PROVIDED INFORMATION
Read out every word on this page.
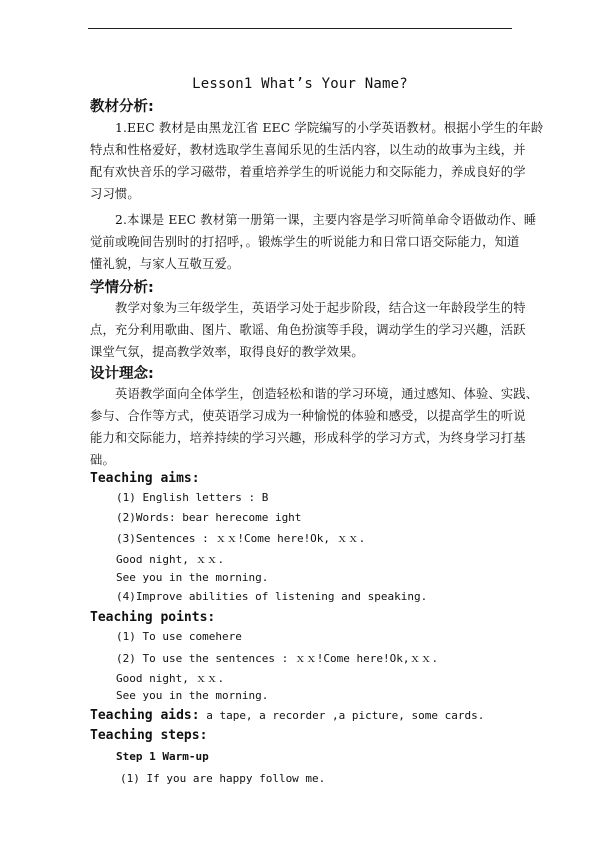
Lesson1 What’s Your Name?
教材分析:
1.EEC 教材是由黑龙江省 EEC 学院编写的小学英语教材。根据小学生的年龄
特点和性格爱好，教材选取学生喜闻乐见的生活内容，以生动的故事为主线，并
配有欢快音乐的学习磁带，着重培养学生的听说能力和交际能力，养成良好的学
习习惯。
2.本课是 EEC 教材第一册第一课，主要内容是学习听简单命令语做动作、睡
觉前或晚间告别时的打招呼，。锻炼学生的听说能力和日常口语交际能力，知道
懂礼貌，与家人互敬互爱。
学情分析:
教学对象为三年级学生，英语学习处于起步阶段，结合这一年龄段学生的特
点，充分利用歌曲、图片、歌谣、角色扮演等手段，调动学生的学习兴趣，活跃
课堂气氛，提高教学效率，取得良好的教学效果。
设计理念:
英语教学面向全体学生，创造轻松和谐的学习环境，通过感知、体验、实践、
参与、合作等方式，使英语学习成为一种愉悦的体验和感受，以提高学生的听说
能力和交际能力，培养持续的学习兴趣，形成科学的学习方式，为终身学习打基
础。
Teaching aims:
(1) English letters : B
(2)Words: bear herecome ight
(3)Sentences : ｘｘ!Come here!Ok, ｘｘ.
Good night, ｘｘ.
See you in the morning.
(4)Improve abilities of listening and speaking.
Teaching points:
(1) To use comehere
(2) To use the sentences : ｘｘ!Come here!Ok,ｘｘ.
Good night, ｘｘ.
See you in the morning.
Teaching aids: a tape, a recorder ,a picture, some cards.
Teaching steps:
Step 1 Warm-up
(1) If you are happy follow me.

STATED TASK
In the entries above, find lines with "Teaching" and copy each.

WORKED SOLUTION
Teaching aims:
Teaching points:
Teaching aids: a tape, a recorder ,a picture, some cards.
Teaching steps:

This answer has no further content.